Set exercise:
Extract every line from the records below that contains the word "name".

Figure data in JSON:
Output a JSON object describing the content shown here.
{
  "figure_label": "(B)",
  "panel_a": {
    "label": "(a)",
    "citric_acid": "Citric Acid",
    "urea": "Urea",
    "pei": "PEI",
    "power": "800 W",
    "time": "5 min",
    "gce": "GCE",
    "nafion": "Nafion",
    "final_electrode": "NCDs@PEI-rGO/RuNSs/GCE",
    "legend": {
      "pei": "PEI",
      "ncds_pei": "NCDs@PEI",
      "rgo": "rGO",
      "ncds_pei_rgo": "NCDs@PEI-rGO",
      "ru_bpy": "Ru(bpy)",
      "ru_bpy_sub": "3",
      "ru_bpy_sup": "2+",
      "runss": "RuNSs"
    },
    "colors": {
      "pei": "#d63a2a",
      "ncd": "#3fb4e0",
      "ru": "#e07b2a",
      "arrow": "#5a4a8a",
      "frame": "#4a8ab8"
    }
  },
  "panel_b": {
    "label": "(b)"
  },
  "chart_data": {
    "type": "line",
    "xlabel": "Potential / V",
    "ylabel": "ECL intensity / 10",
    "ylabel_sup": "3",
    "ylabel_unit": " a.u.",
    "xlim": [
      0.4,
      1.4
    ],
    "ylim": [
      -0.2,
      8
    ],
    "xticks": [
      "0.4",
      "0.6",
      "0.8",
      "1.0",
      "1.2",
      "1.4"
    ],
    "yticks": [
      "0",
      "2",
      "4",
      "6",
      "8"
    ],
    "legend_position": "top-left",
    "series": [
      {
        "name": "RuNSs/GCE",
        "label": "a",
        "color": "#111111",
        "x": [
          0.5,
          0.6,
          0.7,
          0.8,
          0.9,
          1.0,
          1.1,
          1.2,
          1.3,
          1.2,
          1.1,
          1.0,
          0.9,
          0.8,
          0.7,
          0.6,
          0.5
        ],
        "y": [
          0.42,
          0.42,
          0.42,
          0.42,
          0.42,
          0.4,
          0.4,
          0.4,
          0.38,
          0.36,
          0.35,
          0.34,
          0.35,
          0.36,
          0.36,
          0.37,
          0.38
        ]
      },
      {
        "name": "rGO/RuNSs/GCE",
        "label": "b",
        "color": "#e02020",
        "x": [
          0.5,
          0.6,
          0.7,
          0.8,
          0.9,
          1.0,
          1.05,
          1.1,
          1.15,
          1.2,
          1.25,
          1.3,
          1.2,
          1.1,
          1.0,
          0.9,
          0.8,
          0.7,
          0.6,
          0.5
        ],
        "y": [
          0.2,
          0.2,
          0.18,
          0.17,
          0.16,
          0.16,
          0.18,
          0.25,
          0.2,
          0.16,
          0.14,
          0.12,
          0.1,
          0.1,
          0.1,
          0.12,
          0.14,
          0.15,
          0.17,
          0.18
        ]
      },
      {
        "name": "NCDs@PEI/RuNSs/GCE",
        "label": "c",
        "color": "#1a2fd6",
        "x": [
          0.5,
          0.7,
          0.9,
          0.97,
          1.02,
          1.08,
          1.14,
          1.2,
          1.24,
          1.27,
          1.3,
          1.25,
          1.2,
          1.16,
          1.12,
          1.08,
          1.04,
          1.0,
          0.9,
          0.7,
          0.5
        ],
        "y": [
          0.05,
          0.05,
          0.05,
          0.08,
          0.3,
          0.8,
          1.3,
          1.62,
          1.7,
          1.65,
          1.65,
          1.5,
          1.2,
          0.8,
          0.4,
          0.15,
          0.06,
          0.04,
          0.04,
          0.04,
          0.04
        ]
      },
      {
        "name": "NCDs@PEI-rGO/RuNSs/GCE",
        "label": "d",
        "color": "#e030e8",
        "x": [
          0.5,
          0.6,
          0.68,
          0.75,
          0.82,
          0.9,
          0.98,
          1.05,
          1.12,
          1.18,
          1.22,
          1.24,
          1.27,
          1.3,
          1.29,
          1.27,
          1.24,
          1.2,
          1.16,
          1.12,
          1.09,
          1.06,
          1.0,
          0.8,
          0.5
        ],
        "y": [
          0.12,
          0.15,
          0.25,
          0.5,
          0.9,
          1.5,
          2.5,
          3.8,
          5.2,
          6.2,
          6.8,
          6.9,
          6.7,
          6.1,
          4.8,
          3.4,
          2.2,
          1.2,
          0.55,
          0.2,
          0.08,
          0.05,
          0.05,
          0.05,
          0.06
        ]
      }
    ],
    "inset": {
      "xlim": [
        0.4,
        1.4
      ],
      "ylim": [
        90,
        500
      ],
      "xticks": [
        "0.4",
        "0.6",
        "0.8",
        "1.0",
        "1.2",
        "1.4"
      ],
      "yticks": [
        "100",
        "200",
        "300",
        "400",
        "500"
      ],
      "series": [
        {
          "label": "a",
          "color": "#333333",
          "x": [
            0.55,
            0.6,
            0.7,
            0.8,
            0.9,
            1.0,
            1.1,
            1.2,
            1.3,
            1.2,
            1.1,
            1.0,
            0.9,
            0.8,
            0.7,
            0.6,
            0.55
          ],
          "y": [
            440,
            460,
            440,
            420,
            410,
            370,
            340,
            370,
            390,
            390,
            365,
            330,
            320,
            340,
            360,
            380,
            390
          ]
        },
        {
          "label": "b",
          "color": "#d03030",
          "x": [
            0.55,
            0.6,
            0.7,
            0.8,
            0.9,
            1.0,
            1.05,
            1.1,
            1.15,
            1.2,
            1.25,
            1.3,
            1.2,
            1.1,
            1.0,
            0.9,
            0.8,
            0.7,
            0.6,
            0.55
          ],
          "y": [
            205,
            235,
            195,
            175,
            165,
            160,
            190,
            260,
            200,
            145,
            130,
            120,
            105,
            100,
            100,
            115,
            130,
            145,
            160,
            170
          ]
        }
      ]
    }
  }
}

Result of this task:
        "name": "RuNSs/GCE",
        "name": "rGO/RuNSs/GCE",
        "name": "NCDs@PEI/RuNSs/GCE",
        "name": "NCDs@PEI-rGO/RuNSs/GCE",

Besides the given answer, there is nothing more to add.